▸ Direction
Please print the full listing exactly.

*** Records for this task ***

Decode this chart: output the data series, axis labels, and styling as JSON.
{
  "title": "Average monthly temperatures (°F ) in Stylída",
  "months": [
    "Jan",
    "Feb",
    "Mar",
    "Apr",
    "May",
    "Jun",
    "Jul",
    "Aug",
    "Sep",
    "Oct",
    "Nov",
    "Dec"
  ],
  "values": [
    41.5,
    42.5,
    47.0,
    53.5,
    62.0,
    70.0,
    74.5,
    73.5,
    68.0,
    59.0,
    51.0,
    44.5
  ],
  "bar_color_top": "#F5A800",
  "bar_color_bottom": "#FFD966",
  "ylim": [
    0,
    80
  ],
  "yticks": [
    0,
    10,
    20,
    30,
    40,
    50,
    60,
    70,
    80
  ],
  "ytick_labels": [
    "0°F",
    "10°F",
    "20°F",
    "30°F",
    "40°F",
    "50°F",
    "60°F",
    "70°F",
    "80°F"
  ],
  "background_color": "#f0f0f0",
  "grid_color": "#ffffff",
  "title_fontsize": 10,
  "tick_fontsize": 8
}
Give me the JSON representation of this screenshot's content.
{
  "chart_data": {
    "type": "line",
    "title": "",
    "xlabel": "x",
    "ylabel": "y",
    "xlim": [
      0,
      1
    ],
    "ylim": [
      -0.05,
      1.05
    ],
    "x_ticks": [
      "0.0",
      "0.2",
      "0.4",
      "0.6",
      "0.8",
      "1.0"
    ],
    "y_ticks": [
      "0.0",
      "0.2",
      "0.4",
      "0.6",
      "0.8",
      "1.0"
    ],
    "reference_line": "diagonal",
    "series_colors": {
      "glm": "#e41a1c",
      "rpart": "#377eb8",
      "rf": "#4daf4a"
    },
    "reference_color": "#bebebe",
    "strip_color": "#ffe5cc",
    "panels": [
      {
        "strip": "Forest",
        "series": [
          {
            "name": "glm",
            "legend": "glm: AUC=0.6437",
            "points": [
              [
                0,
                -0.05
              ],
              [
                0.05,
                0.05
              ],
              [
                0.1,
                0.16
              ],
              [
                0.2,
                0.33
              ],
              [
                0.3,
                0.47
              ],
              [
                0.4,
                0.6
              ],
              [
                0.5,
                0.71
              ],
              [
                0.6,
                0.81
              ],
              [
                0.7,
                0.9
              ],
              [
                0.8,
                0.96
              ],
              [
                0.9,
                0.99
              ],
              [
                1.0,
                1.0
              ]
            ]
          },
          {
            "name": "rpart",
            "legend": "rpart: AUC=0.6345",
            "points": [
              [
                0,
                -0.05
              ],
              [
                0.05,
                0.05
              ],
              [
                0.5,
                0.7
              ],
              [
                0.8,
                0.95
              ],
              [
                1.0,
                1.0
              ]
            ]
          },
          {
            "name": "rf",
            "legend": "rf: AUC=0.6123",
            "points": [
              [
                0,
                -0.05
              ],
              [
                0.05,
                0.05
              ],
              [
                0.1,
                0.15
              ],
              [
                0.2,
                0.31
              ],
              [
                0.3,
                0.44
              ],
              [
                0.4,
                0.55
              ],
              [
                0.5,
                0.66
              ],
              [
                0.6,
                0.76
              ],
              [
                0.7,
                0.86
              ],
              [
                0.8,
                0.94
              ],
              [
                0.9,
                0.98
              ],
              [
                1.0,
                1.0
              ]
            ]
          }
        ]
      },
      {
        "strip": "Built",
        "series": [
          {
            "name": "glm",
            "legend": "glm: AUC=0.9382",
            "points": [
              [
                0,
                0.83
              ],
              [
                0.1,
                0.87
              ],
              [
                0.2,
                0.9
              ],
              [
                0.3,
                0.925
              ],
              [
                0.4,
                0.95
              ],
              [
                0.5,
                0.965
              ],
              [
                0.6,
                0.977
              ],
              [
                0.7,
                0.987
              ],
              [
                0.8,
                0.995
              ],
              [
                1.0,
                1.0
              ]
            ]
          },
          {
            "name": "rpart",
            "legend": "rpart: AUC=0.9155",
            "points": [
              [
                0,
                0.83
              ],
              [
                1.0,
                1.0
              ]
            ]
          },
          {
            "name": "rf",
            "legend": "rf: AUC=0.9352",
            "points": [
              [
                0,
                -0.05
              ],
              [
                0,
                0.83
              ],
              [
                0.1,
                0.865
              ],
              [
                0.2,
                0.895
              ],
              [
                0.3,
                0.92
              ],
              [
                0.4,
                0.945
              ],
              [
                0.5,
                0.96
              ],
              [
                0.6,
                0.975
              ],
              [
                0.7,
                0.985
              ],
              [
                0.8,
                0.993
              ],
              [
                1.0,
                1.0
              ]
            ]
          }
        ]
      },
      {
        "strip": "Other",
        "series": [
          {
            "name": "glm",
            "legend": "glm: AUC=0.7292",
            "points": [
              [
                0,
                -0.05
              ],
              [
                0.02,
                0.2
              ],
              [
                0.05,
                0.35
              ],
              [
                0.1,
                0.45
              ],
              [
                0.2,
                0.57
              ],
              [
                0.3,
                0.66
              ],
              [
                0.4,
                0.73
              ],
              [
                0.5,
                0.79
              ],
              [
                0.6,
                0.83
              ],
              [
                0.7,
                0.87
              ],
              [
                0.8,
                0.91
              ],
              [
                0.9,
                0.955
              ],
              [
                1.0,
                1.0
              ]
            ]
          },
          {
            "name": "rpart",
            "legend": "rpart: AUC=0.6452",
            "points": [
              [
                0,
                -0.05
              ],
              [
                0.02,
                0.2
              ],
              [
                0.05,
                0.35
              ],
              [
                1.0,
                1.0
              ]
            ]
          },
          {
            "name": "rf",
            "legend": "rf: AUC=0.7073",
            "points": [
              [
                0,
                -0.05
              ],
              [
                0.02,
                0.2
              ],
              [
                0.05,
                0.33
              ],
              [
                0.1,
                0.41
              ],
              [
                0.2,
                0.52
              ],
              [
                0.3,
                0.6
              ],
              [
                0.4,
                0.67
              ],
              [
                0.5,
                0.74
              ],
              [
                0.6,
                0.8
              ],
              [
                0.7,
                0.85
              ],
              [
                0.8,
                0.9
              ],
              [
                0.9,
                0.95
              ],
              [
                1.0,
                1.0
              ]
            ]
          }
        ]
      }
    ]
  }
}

***

▸ Worked solution
Decode this chart: output the data series, axis labels, and styling as JSON.
{
  "title": "Average monthly temperatures (°F ) in Stylída",
  "months": [
    "Jan",
    "Feb",
    "Mar",
    "Apr",
    "May",
    "Jun",
    "Jul",
    "Aug",
    "Sep",
    "Oct",
    "Nov",
    "Dec"
  ],
  "values": [
    41.5,
    42.5,
    47.0,
    53.5,
    62.0,
    70.0,
    74.5,
    73.5,
    68.0,
    59.0,
    51.0,
    44.5
  ],
  "bar_color_top": "#F5A800",
  "bar_color_bottom": "#FFD966",
  "ylim": [
    0,
    80
  ],
  "yticks": [
    0,
    10,
    20,
    30,
    40,
    50,
    60,
    70,
    80
  ],
  "ytick_labels": [
    "0°F",
    "10°F",
    "20°F",
    "30°F",
    "40°F",
    "50°F",
    "60°F",
    "70°F",
    "80°F"
  ],
  "background_color": "#f0f0f0",
  "grid_color": "#ffffff",
  "title_fontsize": 10,
  "tick_fontsize": 8
}
Give me the JSON representation of this screenshot's content.
{
  "chart_data": {
    "type": "line",
    "title": "",
    "xlabel": "x",
    "ylabel": "y",
    "xlim": [
      0,
      1
    ],
    "ylim": [
      -0.05,
      1.05
    ],
    "x_ticks": [
      "0.0",
      "0.2",
      "0.4",
      "0.6",
      "0.8",
      "1.0"
    ],
    "y_ticks": [
      "0.0",
      "0.2",
      "0.4",
      "0.6",
      "0.8",
      "1.0"
    ],
    "reference_line": "diagonal",
    "series_colors": {
      "glm": "#e41a1c",
      "rpart": "#377eb8",
      "rf": "#4daf4a"
    },
    "reference_color": "#bebebe",
    "strip_color": "#ffe5cc",
    "panels": [
      {
        "strip": "Forest",
        "series": [
          {
            "name": "glm",
            "legend": "glm: AUC=0.6437",
            "points": [
              [
                0,
                -0.05
              ],
              [
                0.05,
                0.05
              ],
              [
                0.1,
                0.16
              ],
              [
                0.2,
                0.33
              ],
              [
                0.3,
                0.47
              ],
              [
                0.4,
                0.6
              ],
              [
                0.5,
                0.71
              ],
              [
                0.6,
                0.81
              ],
              [
                0.7,
                0.9
              ],
              [
                0.8,
                0.96
              ],
              [
                0.9,
                0.99
              ],
              [
                1.0,
                1.0
              ]
            ]
          },
          {
            "name": "rpart",
            "legend": "rpart: AUC=0.6345",
            "points": [
              [
                0,
                -0.05
              ],
              [
                0.05,
                0.05
              ],
              [
                0.5,
                0.7
              ],
              [
                0.8,
                0.95
              ],
              [
                1.0,
                1.0
              ]
            ]
          },
          {
            "name": "rf",
            "legend": "rf: AUC=0.6123",
            "points": [
              [
                0,
                -0.05
              ],
              [
                0.05,
                0.05
              ],
              [
                0.1,
                0.15
              ],
              [
                0.2,
                0.31
              ],
              [
                0.3,
                0.44
              ],
              [
                0.4,
                0.55
              ],
              [
                0.5,
                0.66
              ],
              [
                0.6,
                0.76
              ],
              [
                0.7,
                0.86
              ],
              [
                0.8,
                0.94
              ],
              [
                0.9,
                0.98
              ],
              [
                1.0,
                1.0
              ]
            ]
          }
        ]
      },
      {
        "strip": "Built",
        "series": [
          {
            "name": "glm",
            "legend": "glm: AUC=0.9382",
            "points": [
              [
                0,
                0.83
              ],
              [
                0.1,
                0.87
              ],
              [
                0.2,
                0.9
              ],
              [
                0.3,
                0.925
              ],
              [
                0.4,
                0.95
              ],
              [
                0.5,
                0.965
              ],
              [
                0.6,
                0.977
              ],
              [
                0.7,
                0.987
              ],
              [
                0.8,
                0.995
              ],
              [
                1.0,
                1.0
              ]
            ]
          },
          {
            "name": "rpart",
            "legend": "rpart: AUC=0.9155",
            "points": [
              [
                0,
                0.83
              ],
              [
                1.0,
                1.0
              ]
            ]
          },
          {
            "name": "rf",
            "legend": "rf: AUC=0.9352",
            "points": [
              [
                0,
                -0.05
              ],
              [
                0,
                0.83
              ],
              [
                0.1,
                0.865
              ],
              [
                0.2,
                0.895
              ],
              [
                0.3,
                0.92
              ],
              [
                0.4,
                0.945
              ],
              [
                0.5,
                0.96
              ],
              [
                0.6,
                0.975
              ],
              [
                0.7,
                0.985
              ],
              [
                0.8,
                0.993
              ],
              [
                1.0,
                1.0
              ]
            ]
          }
        ]
      },
      {
        "strip": "Other",
        "series": [
          {
            "name": "glm",
            "legend": "glm: AUC=0.7292",
            "points": [
              [
                0,
                -0.05
              ],
              [
                0.02,
                0.2
              ],
              [
                0.05,
                0.35
              ],
              [
                0.1,
                0.45
              ],
              [
                0.2,
                0.57
              ],
              [
                0.3,
                0.66
              ],
              [
                0.4,
                0.73
              ],
              [
                0.5,
                0.79
              ],
              [
                0.6,
                0.83
              ],
              [
                0.7,
                0.87
              ],
              [
                0.8,
                0.91
              ],
              [
                0.9,
                0.955
              ],
              [
                1.0,
                1.0
              ]
            ]
          },
          {
            "name": "rpart",
            "legend": "rpart: AUC=0.6452",
            "points": [
              [
                0,
                -0.05
              ],
              [
                0.02,
                0.2
              ],
              [
                0.05,
                0.35
              ],
              [
                1.0,
                1.0
              ]
            ]
          },
          {
            "name": "rf",
            "legend": "rf: AUC=0.7073",
            "points": [
              [
                0,
                -0.05
              ],
              [
                0.02,
                0.2
              ],
              [
                0.05,
                0.33
              ],
              [
                0.1,
                0.41
              ],
              [
                0.2,
                0.52
              ],
              [
                0.3,
                0.6
              ],
              [
                0.4,
                0.67
              ],
              [
                0.5,
                0.74
              ],
              [
                0.6,
                0.8
              ],
              [
                0.7,
                0.85
              ],
              [
                0.8,
                0.9
              ],
              [
                0.9,
                0.95
              ],
              [
                1.0,
                1.0
              ]
            ]
          }
        ]
      }
    ]
  }
}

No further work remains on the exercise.